Prompt:
Return the lines where the word "less" occurs.

Stored items from a collection
⁂

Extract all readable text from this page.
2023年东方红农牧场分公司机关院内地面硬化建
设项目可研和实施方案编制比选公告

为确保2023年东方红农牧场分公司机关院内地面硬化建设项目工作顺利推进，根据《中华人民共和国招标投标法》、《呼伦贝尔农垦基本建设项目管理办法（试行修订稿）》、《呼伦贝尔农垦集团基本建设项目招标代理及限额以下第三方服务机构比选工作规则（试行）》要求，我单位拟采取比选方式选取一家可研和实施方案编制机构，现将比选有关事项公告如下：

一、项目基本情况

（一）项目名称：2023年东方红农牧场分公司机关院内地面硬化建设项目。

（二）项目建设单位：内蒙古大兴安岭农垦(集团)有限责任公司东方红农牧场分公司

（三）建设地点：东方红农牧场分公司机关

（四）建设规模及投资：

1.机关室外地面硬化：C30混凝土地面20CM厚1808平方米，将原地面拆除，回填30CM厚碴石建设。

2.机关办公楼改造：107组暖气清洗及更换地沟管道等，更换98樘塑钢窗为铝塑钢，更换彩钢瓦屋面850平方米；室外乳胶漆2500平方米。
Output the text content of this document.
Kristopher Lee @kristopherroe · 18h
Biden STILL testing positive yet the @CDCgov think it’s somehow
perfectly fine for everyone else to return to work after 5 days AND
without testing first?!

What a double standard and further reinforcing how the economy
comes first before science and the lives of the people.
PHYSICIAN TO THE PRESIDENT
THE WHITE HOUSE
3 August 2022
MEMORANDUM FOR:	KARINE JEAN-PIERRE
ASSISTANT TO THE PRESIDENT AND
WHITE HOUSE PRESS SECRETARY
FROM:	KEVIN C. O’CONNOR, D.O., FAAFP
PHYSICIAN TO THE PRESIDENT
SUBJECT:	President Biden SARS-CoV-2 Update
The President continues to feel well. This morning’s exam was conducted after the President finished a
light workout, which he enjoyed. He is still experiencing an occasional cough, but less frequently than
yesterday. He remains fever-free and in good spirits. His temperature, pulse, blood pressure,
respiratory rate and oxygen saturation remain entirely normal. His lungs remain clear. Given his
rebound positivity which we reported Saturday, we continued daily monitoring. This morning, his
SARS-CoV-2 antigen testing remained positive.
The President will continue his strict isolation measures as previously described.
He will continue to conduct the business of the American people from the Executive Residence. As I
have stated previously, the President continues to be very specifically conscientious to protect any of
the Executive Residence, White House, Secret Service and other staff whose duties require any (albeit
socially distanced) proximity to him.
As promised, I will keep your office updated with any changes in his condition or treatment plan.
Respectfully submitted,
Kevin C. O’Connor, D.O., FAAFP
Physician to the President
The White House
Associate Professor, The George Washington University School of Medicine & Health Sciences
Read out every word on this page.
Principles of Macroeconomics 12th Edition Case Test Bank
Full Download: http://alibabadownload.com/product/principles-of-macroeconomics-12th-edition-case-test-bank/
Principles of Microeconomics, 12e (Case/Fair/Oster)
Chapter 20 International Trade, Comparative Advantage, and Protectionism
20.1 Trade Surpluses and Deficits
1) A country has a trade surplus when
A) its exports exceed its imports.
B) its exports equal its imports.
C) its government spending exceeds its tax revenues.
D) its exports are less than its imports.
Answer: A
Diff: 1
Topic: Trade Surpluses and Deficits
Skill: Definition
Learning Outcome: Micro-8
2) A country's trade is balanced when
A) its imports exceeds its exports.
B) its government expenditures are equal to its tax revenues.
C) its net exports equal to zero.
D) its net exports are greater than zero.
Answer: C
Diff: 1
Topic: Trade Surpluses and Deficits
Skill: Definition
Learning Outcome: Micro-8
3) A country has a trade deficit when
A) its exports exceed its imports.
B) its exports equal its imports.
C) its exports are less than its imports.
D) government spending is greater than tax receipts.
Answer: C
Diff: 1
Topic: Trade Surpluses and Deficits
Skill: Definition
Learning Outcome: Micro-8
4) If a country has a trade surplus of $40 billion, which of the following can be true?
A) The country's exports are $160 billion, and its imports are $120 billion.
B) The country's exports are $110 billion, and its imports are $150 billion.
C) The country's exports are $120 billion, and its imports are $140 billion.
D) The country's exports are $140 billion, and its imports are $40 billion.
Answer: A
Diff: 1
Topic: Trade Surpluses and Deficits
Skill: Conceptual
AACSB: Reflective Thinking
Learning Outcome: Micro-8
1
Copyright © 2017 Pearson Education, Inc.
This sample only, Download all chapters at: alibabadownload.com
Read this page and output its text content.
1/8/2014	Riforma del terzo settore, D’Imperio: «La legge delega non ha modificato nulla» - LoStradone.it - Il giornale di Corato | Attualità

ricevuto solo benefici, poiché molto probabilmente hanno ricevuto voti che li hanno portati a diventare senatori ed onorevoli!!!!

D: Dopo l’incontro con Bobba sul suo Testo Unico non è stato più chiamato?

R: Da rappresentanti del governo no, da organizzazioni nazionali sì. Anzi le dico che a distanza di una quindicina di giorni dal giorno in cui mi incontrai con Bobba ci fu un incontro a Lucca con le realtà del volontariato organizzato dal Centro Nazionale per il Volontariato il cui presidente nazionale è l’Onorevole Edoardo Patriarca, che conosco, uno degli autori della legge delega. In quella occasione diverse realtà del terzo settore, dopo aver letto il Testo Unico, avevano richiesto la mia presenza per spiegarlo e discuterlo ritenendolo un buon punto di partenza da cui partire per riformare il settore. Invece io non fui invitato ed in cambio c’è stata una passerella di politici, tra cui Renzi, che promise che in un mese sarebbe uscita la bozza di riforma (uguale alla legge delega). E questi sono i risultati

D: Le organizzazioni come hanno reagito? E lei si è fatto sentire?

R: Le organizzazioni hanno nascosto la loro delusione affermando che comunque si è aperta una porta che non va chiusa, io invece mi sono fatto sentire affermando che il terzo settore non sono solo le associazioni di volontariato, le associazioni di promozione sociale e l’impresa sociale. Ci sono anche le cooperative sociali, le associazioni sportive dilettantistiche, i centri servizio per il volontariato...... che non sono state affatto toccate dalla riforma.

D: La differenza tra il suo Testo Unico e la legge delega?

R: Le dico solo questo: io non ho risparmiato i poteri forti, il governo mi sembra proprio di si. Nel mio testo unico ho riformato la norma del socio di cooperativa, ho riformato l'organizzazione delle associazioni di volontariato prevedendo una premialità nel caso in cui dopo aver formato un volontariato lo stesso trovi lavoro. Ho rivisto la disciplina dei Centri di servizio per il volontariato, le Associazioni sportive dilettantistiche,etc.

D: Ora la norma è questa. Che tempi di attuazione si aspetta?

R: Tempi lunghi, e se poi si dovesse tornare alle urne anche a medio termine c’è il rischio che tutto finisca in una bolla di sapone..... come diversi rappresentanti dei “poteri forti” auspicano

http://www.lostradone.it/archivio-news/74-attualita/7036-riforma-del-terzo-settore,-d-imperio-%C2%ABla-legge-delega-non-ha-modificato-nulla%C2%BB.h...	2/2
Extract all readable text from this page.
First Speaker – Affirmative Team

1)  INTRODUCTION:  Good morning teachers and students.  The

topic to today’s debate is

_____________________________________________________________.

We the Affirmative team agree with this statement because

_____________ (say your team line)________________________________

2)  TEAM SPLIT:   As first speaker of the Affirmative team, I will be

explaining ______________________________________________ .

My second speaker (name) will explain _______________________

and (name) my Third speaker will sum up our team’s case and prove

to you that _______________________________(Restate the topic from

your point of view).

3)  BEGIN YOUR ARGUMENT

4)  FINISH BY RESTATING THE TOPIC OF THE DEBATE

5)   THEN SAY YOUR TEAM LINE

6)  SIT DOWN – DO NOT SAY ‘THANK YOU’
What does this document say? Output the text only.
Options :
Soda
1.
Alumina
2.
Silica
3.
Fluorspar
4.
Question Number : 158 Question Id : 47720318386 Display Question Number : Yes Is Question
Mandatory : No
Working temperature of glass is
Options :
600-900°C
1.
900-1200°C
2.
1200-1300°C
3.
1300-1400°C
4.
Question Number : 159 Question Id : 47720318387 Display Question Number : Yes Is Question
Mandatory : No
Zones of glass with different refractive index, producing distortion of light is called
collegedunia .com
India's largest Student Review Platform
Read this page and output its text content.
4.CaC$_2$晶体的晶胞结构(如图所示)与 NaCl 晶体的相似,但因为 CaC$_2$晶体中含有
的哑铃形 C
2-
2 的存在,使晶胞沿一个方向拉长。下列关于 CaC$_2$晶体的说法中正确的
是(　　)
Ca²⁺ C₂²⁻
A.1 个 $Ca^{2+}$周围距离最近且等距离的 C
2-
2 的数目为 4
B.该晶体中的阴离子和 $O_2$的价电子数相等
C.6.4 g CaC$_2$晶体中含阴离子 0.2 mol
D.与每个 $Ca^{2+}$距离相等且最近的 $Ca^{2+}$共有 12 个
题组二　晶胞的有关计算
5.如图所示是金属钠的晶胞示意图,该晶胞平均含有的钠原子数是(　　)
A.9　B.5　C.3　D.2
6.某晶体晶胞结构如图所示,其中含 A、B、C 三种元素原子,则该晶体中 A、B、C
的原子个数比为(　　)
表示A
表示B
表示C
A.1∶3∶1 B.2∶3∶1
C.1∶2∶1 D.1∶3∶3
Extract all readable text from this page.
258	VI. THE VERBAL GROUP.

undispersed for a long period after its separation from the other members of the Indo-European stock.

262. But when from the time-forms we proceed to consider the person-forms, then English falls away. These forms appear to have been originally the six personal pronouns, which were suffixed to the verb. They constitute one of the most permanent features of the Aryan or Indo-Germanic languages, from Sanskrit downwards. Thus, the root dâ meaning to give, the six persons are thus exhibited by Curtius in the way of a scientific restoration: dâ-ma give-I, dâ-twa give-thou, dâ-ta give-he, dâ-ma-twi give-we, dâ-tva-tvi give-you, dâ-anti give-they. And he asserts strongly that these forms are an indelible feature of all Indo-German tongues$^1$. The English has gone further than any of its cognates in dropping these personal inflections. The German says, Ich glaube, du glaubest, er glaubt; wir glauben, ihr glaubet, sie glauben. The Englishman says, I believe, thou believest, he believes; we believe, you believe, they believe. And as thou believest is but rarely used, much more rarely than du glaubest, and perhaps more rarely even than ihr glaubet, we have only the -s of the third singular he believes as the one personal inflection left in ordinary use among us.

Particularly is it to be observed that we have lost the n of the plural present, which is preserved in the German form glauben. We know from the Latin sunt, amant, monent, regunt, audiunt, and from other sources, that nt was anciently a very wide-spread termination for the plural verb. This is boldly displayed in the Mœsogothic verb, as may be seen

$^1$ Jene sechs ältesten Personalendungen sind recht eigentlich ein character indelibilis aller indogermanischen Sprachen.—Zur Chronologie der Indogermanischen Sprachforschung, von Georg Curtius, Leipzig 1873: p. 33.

⁂

Solution to this exercise:
light workout, which he enjoyed. He is still experiencing an occasional cough, but less frequently than
D) its exports are less than its imports.
C) its exports are less than its imports.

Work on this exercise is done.